▶ **EXERCISE REQUIREMENTS**
Write out each entry again. Keep every word exactly as it is.

**** MATERIAL TO PROCESS ****

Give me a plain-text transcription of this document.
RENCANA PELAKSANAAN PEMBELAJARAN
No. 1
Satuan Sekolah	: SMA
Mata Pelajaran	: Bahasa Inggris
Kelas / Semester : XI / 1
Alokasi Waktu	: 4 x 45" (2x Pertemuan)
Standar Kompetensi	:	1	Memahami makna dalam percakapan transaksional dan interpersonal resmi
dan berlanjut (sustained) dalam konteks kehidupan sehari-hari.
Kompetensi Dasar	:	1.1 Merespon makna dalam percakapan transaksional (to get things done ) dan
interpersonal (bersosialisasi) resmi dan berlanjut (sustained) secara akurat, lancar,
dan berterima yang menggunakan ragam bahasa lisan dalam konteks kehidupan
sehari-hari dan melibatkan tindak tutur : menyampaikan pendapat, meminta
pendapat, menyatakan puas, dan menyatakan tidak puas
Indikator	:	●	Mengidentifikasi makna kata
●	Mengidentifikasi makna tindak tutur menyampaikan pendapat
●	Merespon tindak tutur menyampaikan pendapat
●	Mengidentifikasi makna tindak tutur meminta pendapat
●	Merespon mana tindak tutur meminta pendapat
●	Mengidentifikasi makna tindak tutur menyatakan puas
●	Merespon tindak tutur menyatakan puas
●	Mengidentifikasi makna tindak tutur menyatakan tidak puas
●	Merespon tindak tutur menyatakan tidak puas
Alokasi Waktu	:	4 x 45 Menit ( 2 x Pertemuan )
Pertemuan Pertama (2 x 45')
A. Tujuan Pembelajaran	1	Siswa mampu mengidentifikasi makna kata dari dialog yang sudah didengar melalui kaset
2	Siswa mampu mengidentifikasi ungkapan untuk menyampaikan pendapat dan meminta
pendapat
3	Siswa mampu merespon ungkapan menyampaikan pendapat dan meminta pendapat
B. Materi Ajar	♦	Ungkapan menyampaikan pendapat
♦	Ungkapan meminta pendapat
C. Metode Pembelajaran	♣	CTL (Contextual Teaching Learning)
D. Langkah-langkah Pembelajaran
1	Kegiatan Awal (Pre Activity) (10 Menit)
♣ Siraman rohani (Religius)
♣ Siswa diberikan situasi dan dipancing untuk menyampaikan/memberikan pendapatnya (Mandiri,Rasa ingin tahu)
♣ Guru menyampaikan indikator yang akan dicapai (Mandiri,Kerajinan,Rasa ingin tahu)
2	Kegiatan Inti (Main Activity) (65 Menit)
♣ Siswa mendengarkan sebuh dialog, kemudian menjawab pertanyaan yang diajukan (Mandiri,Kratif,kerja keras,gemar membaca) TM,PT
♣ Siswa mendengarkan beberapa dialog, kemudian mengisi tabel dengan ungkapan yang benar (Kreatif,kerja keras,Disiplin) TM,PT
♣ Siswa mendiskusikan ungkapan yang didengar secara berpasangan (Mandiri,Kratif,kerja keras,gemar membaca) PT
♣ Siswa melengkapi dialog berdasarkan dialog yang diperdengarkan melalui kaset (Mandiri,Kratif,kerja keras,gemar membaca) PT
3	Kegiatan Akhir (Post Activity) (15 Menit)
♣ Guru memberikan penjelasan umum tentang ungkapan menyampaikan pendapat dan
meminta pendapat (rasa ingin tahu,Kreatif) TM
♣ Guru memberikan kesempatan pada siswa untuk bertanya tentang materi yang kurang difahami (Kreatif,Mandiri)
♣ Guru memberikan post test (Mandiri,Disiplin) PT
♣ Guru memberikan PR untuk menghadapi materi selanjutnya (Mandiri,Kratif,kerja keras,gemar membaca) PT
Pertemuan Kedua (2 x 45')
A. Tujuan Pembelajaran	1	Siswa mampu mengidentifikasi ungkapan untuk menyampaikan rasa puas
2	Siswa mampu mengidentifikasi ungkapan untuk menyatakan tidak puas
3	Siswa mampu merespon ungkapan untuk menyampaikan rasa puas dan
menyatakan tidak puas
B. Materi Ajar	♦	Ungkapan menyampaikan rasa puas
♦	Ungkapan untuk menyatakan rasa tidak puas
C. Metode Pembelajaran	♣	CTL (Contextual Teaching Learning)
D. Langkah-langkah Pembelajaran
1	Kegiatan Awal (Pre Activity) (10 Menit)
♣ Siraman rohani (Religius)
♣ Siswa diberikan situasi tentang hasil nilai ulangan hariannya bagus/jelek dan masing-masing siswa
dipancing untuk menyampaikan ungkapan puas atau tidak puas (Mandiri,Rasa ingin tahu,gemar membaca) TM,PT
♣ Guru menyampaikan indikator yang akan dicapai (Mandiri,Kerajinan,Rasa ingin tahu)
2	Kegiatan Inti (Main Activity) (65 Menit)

****

▶ **EXERCISE ANSWER**
Give me a plain-text transcription of this document.
RENCANA PELAKSANAAN PEMBELAJARAN
No. 1
Satuan Sekolah	: SMA
Mata Pelajaran	: Bahasa Inggris
Kelas / Semester : XI / 1
Alokasi Waktu	: 4 x 45" (2x Pertemuan)
Standar Kompetensi	:	1	Memahami makna dalam percakapan transaksional dan interpersonal resmi
dan berlanjut (sustained) dalam konteks kehidupan sehari-hari.
Kompetensi Dasar	:	1.1 Merespon makna dalam percakapan transaksional (to get things done ) dan
interpersonal (bersosialisasi) resmi dan berlanjut (sustained) secara akurat, lancar,
dan berterima yang menggunakan ragam bahasa lisan dalam konteks kehidupan
sehari-hari dan melibatkan tindak tutur : menyampaikan pendapat, meminta
pendapat, menyatakan puas, dan menyatakan tidak puas
Indikator	:	●	Mengidentifikasi makna kata
●	Mengidentifikasi makna tindak tutur menyampaikan pendapat
●	Merespon tindak tutur menyampaikan pendapat
●	Mengidentifikasi makna tindak tutur meminta pendapat
●	Merespon mana tindak tutur meminta pendapat
●	Mengidentifikasi makna tindak tutur menyatakan puas
●	Merespon tindak tutur menyatakan puas
●	Mengidentifikasi makna tindak tutur menyatakan tidak puas
●	Merespon tindak tutur menyatakan tidak puas
Alokasi Waktu	:	4 x 45 Menit ( 2 x Pertemuan )
Pertemuan Pertama (2 x 45')
A. Tujuan Pembelajaran	1	Siswa mampu mengidentifikasi makna kata dari dialog yang sudah didengar melalui kaset
2	Siswa mampu mengidentifikasi ungkapan untuk menyampaikan pendapat dan meminta
pendapat
3	Siswa mampu merespon ungkapan menyampaikan pendapat dan meminta pendapat
B. Materi Ajar	♦	Ungkapan menyampaikan pendapat
♦	Ungkapan meminta pendapat
C. Metode Pembelajaran	♣	CTL (Contextual Teaching Learning)
D. Langkah-langkah Pembelajaran
1	Kegiatan Awal (Pre Activity) (10 Menit)
♣ Siraman rohani (Religius)
♣ Siswa diberikan situasi dan dipancing untuk menyampaikan/memberikan pendapatnya (Mandiri,Rasa ingin tahu)
♣ Guru menyampaikan indikator yang akan dicapai (Mandiri,Kerajinan,Rasa ingin tahu)
2	Kegiatan Inti (Main Activity) (65 Menit)
♣ Siswa mendengarkan sebuh dialog, kemudian menjawab pertanyaan yang diajukan (Mandiri,Kratif,kerja keras,gemar membaca) TM,PT
♣ Siswa mendengarkan beberapa dialog, kemudian mengisi tabel dengan ungkapan yang benar (Kreatif,kerja keras,Disiplin) TM,PT
♣ Siswa mendiskusikan ungkapan yang didengar secara berpasangan (Mandiri,Kratif,kerja keras,gemar membaca) PT
♣ Siswa melengkapi dialog berdasarkan dialog yang diperdengarkan melalui kaset (Mandiri,Kratif,kerja keras,gemar membaca) PT
3	Kegiatan Akhir (Post Activity) (15 Menit)
♣ Guru memberikan penjelasan umum tentang ungkapan menyampaikan pendapat dan
meminta pendapat (rasa ingin tahu,Kreatif) TM
♣ Guru memberikan kesempatan pada siswa untuk bertanya tentang materi yang kurang difahami (Kreatif,Mandiri)
♣ Guru memberikan post test (Mandiri,Disiplin) PT
♣ Guru memberikan PR untuk menghadapi materi selanjutnya (Mandiri,Kratif,kerja keras,gemar membaca) PT
Pertemuan Kedua (2 x 45')
A. Tujuan Pembelajaran	1	Siswa mampu mengidentifikasi ungkapan untuk menyampaikan rasa puas
2	Siswa mampu mengidentifikasi ungkapan untuk menyatakan tidak puas
3	Siswa mampu merespon ungkapan untuk menyampaikan rasa puas dan
menyatakan tidak puas
B. Materi Ajar	♦	Ungkapan menyampaikan rasa puas
♦	Ungkapan untuk menyatakan rasa tidak puas
C. Metode Pembelajaran	♣	CTL (Contextual Teaching Learning)
D. Langkah-langkah Pembelajaran
1	Kegiatan Awal (Pre Activity) (10 Menit)
♣ Siraman rohani (Religius)
♣ Siswa diberikan situasi tentang hasil nilai ulangan hariannya bagus/jelek dan masing-masing siswa
dipancing untuk menyampaikan ungkapan puas atau tidak puas (Mandiri,Rasa ingin tahu,gemar membaca) TM,PT
♣ Guru menyampaikan indikator yang akan dicapai (Mandiri,Kerajinan,Rasa ingin tahu)
2	Kegiatan Inti (Main Activity) (65 Menit)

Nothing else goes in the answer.